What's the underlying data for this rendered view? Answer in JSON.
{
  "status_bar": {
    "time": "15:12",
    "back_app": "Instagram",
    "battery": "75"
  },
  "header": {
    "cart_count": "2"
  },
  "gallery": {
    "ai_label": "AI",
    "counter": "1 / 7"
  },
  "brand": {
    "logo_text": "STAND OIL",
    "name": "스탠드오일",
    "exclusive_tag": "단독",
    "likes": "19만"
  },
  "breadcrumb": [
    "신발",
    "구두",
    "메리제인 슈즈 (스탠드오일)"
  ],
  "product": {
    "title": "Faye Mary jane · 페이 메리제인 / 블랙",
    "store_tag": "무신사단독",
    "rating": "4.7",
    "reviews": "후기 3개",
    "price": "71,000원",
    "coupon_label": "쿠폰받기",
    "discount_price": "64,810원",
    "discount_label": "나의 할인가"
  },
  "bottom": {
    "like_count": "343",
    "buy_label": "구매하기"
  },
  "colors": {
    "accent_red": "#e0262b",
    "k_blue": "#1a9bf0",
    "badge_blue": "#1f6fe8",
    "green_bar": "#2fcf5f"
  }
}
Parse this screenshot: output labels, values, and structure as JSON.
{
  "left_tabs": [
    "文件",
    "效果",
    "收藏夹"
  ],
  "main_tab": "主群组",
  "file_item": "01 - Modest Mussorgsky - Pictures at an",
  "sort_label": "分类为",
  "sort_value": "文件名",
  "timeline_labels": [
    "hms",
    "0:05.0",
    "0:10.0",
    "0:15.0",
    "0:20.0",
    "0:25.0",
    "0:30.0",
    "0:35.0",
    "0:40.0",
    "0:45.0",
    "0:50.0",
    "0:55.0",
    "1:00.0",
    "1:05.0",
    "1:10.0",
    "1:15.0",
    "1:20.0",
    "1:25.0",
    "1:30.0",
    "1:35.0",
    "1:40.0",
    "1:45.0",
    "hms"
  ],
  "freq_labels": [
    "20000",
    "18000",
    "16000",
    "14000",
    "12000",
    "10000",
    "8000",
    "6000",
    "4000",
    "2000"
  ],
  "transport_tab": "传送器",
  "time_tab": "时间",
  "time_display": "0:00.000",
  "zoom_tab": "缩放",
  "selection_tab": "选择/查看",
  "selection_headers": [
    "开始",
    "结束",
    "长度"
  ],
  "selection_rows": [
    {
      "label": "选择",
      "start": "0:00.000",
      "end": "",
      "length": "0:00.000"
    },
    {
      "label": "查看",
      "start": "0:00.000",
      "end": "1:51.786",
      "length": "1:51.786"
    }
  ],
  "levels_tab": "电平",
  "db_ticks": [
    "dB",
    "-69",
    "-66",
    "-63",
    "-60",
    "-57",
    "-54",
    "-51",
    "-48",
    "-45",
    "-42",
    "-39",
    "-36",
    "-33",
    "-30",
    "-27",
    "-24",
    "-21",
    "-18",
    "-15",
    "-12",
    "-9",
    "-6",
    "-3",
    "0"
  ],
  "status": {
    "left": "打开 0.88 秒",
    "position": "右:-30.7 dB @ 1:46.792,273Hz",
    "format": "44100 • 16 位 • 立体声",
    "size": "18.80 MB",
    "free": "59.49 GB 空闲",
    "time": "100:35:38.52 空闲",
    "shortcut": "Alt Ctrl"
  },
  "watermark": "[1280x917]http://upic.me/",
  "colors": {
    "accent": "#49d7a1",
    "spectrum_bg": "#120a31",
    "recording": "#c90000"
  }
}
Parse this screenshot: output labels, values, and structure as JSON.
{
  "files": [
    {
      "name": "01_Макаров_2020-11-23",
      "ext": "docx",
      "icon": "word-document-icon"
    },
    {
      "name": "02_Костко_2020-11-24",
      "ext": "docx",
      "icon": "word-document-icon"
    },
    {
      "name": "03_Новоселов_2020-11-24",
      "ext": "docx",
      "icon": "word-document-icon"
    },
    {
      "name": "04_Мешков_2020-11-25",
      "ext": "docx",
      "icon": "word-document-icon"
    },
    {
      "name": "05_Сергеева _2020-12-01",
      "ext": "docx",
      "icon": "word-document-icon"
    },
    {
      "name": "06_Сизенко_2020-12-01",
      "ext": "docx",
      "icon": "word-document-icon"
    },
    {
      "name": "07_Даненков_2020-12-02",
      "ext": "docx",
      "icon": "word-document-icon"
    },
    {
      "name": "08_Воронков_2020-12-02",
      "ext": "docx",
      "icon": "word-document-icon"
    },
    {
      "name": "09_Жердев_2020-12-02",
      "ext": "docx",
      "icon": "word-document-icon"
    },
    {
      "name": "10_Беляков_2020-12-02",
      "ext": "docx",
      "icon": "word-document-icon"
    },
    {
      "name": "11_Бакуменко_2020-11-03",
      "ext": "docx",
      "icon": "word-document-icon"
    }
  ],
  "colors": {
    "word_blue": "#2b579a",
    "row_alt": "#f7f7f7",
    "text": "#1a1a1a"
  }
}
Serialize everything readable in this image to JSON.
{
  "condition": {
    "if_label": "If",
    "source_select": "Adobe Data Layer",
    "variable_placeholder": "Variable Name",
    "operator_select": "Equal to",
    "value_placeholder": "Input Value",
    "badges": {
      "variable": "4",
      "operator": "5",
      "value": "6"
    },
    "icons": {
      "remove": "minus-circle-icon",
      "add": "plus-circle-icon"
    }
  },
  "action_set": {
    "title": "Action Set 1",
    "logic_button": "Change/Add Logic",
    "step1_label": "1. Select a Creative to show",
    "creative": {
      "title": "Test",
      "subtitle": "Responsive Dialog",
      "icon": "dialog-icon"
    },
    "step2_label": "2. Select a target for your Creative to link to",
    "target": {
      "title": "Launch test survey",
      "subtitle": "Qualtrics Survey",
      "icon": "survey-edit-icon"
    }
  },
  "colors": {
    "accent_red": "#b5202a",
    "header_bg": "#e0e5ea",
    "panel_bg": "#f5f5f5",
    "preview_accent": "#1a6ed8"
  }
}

::::

**Stated exercise:**
Restate the final lines of the listing above word for word, beginning at the line that contains "Serialize everything readable".

**Result of this exercise:**
Serialize everything readable in this image to JSON.
{
  "condition": {
    "if_label": "If",
    "source_select": "Adobe Data Layer",
    "variable_placeholder": "Variable Name",
    "operator_select": "Equal to",
    "value_placeholder": "Input Value",
    "badges": {
      "variable": "4",
      "operator": "5",
      "value": "6"
    },
    "icons": {
      "remove": "minus-circle-icon",
      "add": "plus-circle-icon"
    }
  },
  "action_set": {
    "title": "Action Set 1",
    "logic_button": "Change/Add Logic",
    "step1_label": "1. Select a Creative to show",
    "creative": {
      "title": "Test",
      "subtitle": "Responsive Dialog",
      "icon": "dialog-icon"
    },
    "step2_label": "2. Select a target for your Creative to link to",
    "target": {
      "title": "Launch test survey",
      "subtitle": "Qualtrics Survey",
      "icon": "survey-edit-icon"
    }
  },
  "colors": {
    "accent_red": "#b5202a",
    "header_bg": "#e0e5ea",
    "panel_bg": "#f5f5f5",
    "preview_accent": "#1a6ed8"
  }
}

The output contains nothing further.